> **EXERCISE**:
Gather from the listing below each line that includes the word "ylabel", and copy it.
-- BEGIN INPUT FOR THIS TASK --
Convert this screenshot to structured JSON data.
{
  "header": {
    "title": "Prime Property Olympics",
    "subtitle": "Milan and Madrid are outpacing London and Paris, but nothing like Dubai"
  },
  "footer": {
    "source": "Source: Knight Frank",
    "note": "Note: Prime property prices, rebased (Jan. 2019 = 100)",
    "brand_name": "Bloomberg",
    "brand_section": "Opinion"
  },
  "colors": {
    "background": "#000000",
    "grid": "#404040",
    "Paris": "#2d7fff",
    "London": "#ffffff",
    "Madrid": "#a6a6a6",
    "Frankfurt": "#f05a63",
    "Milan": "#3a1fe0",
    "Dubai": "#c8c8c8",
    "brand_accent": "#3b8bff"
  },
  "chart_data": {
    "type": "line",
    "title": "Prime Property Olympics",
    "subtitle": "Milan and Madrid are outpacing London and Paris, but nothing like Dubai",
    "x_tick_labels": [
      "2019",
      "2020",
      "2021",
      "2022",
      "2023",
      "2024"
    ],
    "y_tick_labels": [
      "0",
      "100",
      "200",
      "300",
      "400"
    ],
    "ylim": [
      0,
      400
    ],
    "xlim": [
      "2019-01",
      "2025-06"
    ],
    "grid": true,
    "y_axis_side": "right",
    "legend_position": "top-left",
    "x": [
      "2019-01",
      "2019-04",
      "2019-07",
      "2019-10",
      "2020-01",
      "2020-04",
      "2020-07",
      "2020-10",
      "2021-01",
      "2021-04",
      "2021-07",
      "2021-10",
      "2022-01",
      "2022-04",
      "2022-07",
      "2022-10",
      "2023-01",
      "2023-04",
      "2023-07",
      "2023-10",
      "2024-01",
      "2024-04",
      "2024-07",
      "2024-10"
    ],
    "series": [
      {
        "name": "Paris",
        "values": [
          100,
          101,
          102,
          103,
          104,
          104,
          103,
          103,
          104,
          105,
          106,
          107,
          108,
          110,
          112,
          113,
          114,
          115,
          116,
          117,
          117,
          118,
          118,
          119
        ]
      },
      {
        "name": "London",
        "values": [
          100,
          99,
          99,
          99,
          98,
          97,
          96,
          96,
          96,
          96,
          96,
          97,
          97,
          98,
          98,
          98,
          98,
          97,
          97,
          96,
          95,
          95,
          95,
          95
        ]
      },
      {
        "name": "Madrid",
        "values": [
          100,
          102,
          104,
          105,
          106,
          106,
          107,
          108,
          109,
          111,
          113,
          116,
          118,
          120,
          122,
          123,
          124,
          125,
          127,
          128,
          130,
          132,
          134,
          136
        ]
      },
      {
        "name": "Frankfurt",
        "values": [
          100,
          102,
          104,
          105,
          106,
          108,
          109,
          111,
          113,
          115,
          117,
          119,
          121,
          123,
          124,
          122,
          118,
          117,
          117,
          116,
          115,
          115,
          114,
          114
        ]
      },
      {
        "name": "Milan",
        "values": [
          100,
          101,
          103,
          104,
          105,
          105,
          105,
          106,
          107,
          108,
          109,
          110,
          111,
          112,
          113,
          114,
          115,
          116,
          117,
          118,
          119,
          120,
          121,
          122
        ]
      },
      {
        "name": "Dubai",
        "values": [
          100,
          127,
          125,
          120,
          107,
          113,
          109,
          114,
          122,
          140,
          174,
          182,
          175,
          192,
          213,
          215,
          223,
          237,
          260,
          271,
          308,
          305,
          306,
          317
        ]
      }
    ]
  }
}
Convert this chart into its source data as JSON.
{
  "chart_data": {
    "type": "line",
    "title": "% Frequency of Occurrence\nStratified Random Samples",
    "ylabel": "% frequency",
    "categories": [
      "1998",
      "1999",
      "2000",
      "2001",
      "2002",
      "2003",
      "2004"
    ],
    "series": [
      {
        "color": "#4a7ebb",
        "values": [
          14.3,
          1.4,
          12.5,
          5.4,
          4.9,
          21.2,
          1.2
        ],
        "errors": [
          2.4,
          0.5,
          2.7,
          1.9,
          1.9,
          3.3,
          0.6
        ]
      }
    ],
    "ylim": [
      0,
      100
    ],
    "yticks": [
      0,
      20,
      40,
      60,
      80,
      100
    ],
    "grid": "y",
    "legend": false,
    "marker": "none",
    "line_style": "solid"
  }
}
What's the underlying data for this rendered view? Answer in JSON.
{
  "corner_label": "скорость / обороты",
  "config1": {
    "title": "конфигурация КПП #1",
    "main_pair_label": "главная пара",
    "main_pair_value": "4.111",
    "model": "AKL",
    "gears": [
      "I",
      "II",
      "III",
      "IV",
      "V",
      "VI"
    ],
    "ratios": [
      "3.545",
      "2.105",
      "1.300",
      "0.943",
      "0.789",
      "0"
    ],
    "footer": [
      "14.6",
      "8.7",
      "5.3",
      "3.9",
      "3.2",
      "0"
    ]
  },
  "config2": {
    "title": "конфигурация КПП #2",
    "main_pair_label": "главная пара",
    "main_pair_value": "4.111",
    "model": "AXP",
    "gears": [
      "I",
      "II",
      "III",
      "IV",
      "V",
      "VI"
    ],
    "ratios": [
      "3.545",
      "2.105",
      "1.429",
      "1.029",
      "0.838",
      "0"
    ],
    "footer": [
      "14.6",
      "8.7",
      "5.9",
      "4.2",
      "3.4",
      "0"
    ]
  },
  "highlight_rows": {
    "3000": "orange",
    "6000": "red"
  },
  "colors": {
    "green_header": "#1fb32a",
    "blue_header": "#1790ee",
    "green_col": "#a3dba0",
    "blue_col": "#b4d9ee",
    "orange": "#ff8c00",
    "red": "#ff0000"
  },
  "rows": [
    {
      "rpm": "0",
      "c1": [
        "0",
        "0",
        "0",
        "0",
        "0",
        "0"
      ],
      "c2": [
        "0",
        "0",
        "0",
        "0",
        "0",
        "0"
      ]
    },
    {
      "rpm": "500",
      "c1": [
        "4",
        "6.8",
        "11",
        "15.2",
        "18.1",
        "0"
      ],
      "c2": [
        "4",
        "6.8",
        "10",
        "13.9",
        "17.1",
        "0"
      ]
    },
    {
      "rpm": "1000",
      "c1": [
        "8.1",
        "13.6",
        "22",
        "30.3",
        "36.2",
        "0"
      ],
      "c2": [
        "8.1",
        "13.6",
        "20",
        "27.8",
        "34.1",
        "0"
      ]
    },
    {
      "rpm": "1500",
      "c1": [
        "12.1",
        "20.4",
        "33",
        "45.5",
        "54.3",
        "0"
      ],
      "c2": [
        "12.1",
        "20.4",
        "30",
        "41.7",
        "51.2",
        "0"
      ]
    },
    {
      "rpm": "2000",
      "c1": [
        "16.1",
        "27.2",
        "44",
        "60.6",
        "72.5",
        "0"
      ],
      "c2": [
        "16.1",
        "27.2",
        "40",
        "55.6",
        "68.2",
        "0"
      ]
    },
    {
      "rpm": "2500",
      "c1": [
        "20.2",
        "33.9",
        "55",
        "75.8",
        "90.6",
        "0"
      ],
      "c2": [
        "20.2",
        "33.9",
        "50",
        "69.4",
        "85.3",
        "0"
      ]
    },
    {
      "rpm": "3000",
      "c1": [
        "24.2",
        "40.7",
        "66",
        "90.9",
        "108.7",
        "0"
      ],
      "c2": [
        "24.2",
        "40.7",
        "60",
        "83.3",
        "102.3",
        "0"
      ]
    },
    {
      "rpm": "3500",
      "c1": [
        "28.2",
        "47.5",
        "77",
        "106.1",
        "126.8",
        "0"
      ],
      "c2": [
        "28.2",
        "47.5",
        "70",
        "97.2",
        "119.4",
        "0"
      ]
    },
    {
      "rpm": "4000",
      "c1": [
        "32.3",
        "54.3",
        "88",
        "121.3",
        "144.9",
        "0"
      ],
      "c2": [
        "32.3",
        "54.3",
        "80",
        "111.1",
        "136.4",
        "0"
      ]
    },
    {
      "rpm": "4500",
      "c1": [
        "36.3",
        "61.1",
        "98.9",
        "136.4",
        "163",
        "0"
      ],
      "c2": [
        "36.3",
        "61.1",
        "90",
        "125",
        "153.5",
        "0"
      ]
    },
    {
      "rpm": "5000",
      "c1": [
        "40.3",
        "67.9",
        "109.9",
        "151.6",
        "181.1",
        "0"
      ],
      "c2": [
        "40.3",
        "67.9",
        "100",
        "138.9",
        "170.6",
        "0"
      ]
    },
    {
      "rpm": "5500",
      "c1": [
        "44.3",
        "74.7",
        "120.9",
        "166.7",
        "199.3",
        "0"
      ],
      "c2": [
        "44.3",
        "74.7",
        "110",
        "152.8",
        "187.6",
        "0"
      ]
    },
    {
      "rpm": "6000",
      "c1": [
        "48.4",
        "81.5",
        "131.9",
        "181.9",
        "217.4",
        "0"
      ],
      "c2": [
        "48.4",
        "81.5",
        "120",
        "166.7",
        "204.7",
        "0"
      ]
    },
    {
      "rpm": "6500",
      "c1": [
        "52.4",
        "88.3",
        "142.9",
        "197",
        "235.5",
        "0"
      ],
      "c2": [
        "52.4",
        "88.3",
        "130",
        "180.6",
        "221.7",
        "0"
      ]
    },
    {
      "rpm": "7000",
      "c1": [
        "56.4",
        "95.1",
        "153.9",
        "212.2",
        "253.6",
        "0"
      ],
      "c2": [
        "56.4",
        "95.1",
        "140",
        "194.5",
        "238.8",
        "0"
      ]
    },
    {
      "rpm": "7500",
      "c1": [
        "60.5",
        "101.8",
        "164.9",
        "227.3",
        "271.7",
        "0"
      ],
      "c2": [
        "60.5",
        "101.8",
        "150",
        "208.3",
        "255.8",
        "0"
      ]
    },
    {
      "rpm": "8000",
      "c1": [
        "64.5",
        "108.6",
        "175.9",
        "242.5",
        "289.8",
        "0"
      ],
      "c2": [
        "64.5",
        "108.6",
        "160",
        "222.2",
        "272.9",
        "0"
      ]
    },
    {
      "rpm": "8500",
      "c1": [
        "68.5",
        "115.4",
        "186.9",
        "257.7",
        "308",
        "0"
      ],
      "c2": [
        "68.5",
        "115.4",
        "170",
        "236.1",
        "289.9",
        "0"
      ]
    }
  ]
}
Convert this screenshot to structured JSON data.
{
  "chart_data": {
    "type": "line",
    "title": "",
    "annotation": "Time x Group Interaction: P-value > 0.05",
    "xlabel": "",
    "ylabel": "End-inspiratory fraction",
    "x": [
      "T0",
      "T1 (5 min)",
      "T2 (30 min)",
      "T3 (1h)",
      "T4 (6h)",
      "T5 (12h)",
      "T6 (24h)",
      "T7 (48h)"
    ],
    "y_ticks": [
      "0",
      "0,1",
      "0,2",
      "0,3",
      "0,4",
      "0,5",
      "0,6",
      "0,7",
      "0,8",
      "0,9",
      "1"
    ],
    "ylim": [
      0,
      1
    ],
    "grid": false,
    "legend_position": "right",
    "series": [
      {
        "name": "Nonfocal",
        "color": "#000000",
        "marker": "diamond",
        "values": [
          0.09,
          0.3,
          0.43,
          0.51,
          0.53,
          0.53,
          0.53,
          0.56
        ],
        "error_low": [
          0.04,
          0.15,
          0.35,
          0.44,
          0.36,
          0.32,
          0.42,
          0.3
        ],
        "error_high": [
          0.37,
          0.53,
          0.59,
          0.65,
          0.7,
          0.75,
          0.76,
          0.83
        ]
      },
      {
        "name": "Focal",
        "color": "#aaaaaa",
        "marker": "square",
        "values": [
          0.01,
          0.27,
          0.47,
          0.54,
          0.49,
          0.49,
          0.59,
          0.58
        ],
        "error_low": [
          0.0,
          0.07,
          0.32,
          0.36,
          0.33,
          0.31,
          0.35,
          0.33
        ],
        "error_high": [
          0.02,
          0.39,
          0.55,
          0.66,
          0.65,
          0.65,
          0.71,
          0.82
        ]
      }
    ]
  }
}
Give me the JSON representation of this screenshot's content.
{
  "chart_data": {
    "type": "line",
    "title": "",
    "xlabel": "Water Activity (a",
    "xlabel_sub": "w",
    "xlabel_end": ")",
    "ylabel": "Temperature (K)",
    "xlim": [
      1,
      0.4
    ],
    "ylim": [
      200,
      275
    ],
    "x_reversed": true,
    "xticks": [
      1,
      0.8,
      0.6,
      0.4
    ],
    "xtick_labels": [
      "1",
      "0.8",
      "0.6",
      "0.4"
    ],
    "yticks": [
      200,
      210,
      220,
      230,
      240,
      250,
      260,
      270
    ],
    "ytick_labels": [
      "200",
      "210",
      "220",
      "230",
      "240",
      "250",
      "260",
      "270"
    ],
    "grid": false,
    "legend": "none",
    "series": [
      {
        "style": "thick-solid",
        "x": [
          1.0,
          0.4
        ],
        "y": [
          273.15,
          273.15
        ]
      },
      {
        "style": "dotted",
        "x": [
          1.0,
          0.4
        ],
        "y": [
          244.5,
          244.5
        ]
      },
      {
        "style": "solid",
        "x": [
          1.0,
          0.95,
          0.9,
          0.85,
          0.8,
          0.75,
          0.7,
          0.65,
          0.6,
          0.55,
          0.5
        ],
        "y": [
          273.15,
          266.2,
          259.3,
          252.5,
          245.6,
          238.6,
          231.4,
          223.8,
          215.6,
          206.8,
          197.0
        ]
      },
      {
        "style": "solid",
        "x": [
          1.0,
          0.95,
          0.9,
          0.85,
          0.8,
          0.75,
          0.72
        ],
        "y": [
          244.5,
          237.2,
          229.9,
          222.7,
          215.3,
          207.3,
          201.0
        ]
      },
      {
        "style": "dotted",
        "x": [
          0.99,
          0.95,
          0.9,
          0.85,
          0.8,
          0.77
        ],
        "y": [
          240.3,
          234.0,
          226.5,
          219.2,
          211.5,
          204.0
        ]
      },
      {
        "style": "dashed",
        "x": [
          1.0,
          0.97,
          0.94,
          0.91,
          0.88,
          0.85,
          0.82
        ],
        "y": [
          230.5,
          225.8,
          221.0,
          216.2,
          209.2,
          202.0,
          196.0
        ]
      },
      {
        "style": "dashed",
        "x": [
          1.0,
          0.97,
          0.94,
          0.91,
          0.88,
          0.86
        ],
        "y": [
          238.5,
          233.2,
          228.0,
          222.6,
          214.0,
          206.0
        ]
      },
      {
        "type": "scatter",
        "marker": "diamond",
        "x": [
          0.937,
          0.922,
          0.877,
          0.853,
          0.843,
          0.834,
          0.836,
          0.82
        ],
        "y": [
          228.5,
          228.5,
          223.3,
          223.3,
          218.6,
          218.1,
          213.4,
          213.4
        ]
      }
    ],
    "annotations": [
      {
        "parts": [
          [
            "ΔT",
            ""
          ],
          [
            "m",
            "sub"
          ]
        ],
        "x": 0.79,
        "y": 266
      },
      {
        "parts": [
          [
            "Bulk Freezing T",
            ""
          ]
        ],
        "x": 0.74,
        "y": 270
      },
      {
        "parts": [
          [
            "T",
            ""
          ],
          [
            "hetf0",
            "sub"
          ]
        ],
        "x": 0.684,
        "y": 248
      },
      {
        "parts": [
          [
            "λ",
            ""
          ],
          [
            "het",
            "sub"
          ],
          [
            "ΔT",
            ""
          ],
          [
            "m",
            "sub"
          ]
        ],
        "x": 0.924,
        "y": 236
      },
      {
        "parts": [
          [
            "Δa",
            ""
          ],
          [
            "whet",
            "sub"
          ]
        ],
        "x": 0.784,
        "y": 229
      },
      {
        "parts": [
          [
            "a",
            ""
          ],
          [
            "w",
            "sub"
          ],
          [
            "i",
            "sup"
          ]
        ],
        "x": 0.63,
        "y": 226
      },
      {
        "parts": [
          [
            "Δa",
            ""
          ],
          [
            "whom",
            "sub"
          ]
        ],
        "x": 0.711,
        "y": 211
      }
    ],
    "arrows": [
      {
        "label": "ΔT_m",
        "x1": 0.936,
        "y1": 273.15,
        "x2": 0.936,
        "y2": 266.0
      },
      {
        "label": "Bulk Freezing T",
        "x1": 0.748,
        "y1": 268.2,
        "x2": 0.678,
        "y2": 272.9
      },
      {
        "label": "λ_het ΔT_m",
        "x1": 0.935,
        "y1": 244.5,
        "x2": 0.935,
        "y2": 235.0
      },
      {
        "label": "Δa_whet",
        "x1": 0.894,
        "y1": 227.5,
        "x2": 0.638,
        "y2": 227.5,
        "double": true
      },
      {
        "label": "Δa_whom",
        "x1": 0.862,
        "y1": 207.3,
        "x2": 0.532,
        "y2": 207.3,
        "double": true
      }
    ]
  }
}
-- END INPUT FOR THIS TASK --
> **REPLY**:
    "ylabel": "% frequency",
    "ylabel": "End-inspiratory fraction",
    "ylabel": "Temperature (K)",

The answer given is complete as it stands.